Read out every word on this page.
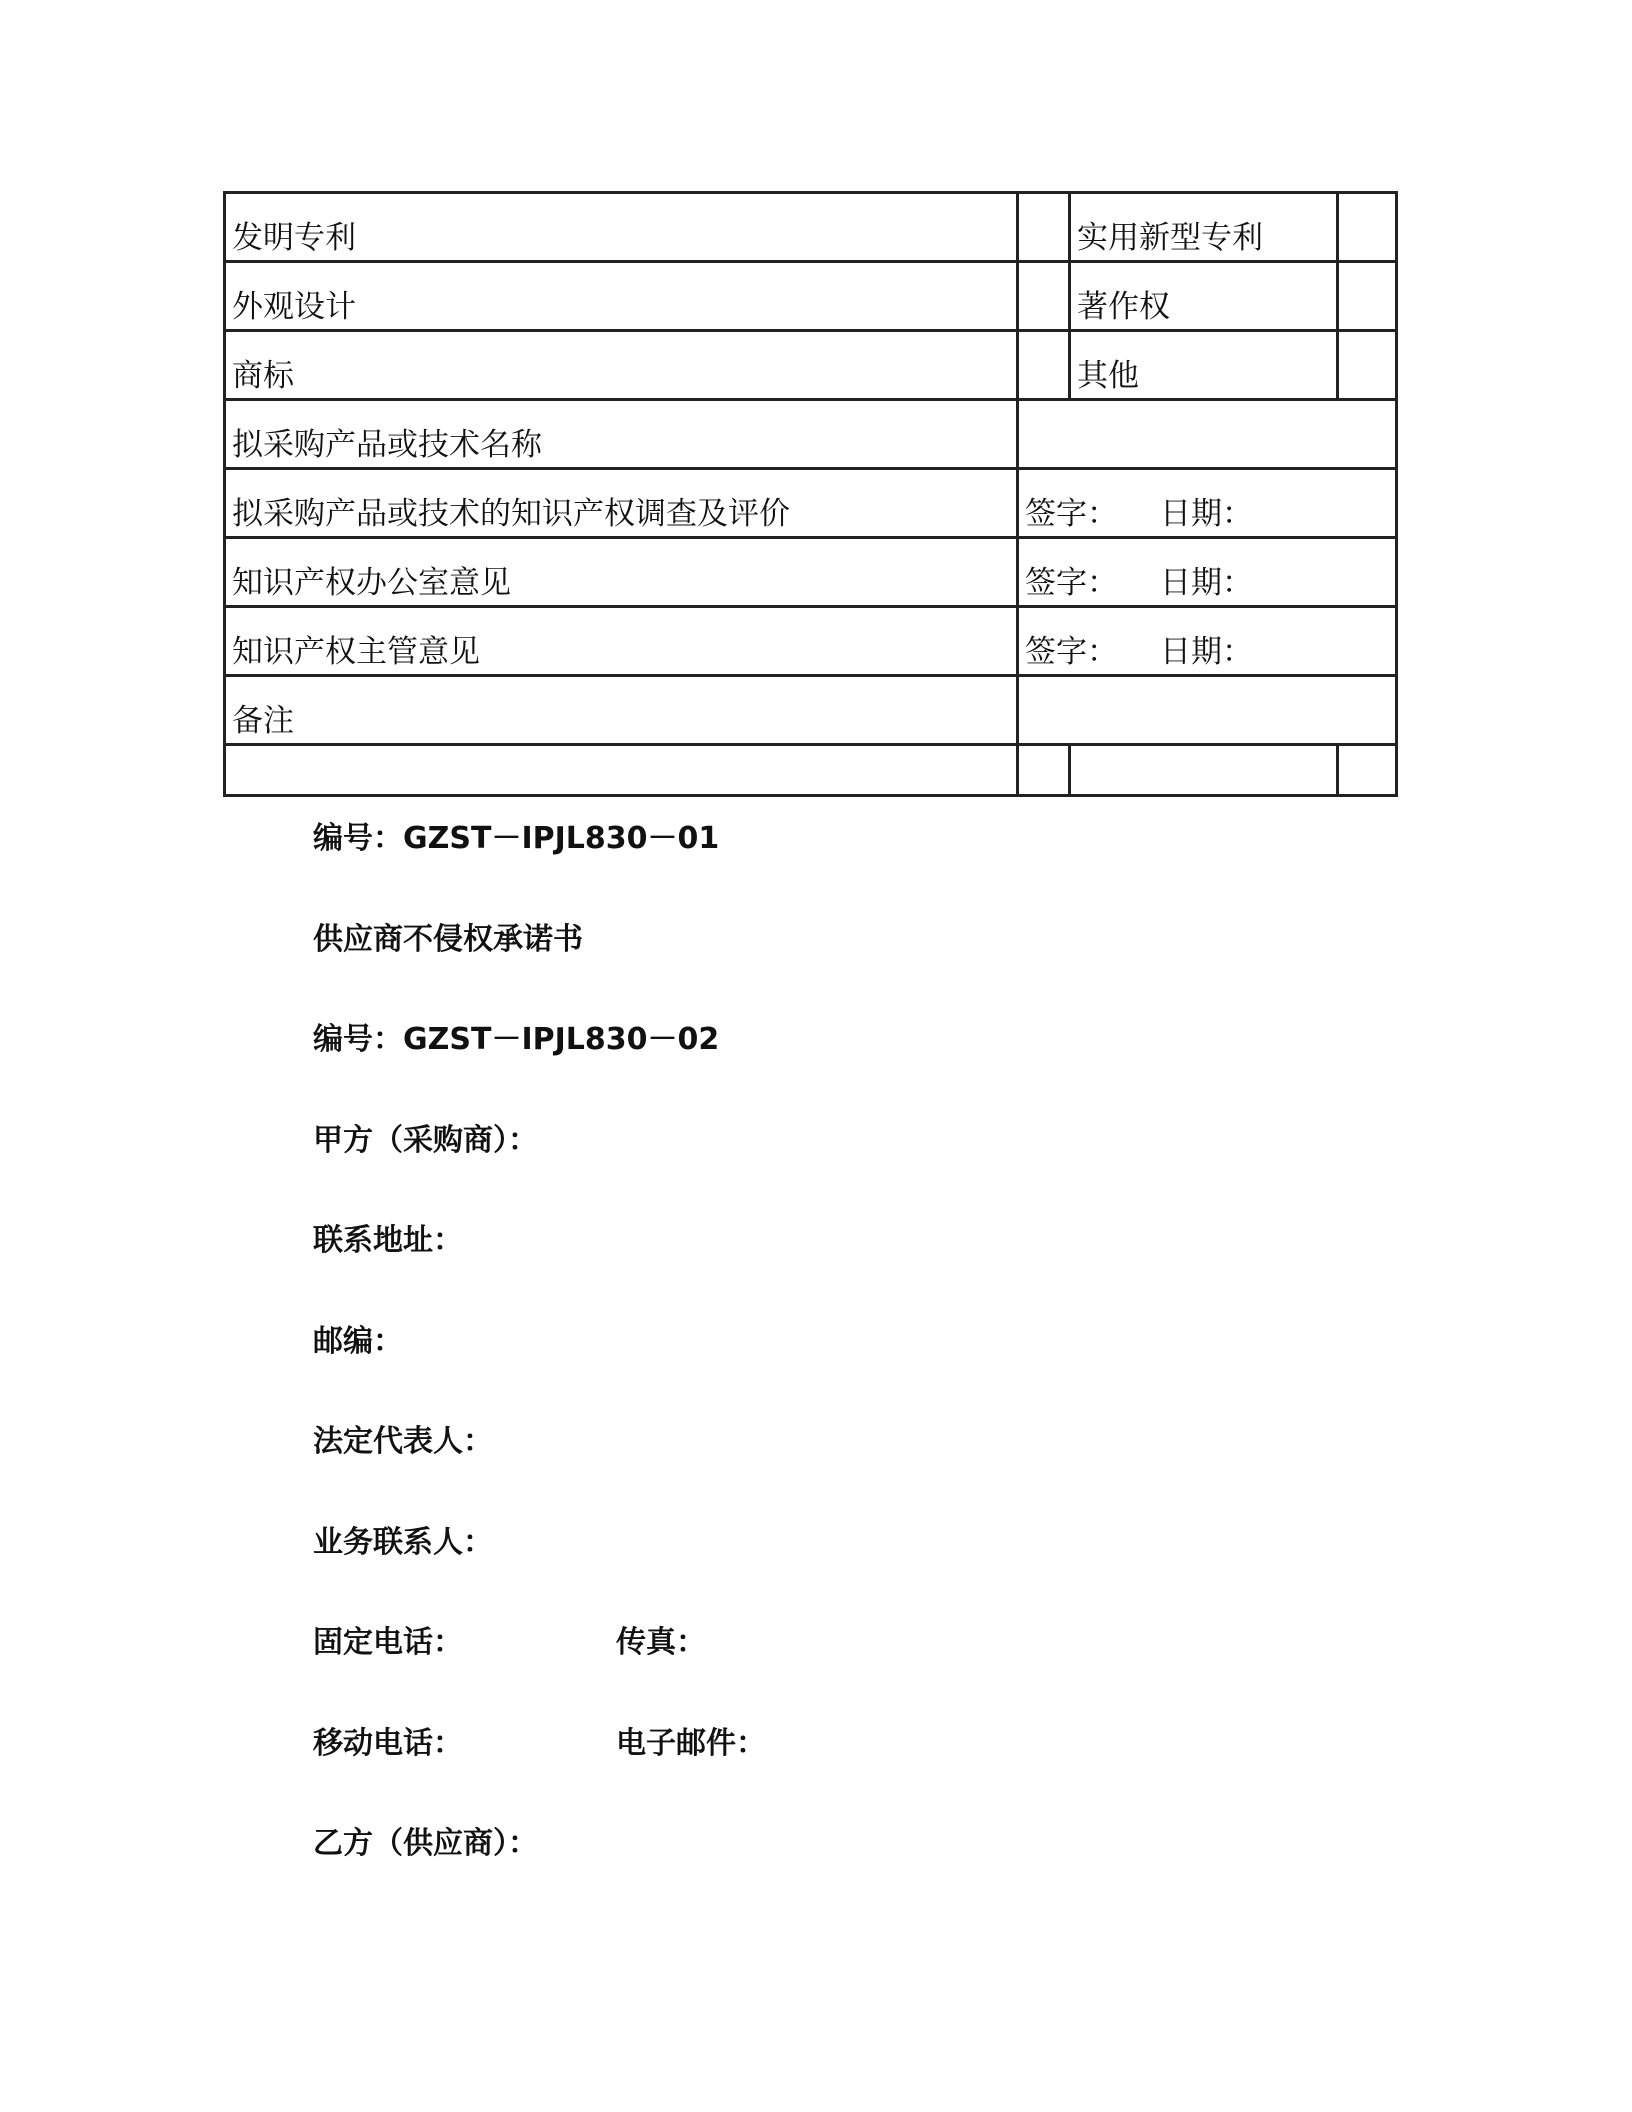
发明专利		实用新型专利	
外观设计		著作权	
商标		其他	
拟采购产品或技术名称			
拟采购产品或技术的知识产权调查及评价	签字： 日期：		
知识产权办公室意见	签字： 日期：		
知识产权主管意见	签字： 日期：		
备注			

编号：GZST－IPJL830－01
供应商不侵权承诺书
编号：GZST－IPJL830－02
甲方（采购商）：
联系地址：
邮编：
法定代表人：
业务联系人：
固定电话：	传真：
移动电话：	电子邮件：
乙方（供应商）：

:::

Work instructions => Determine how many lines of the material include the string "GZST". Output only that count.

Result for this exercise => 2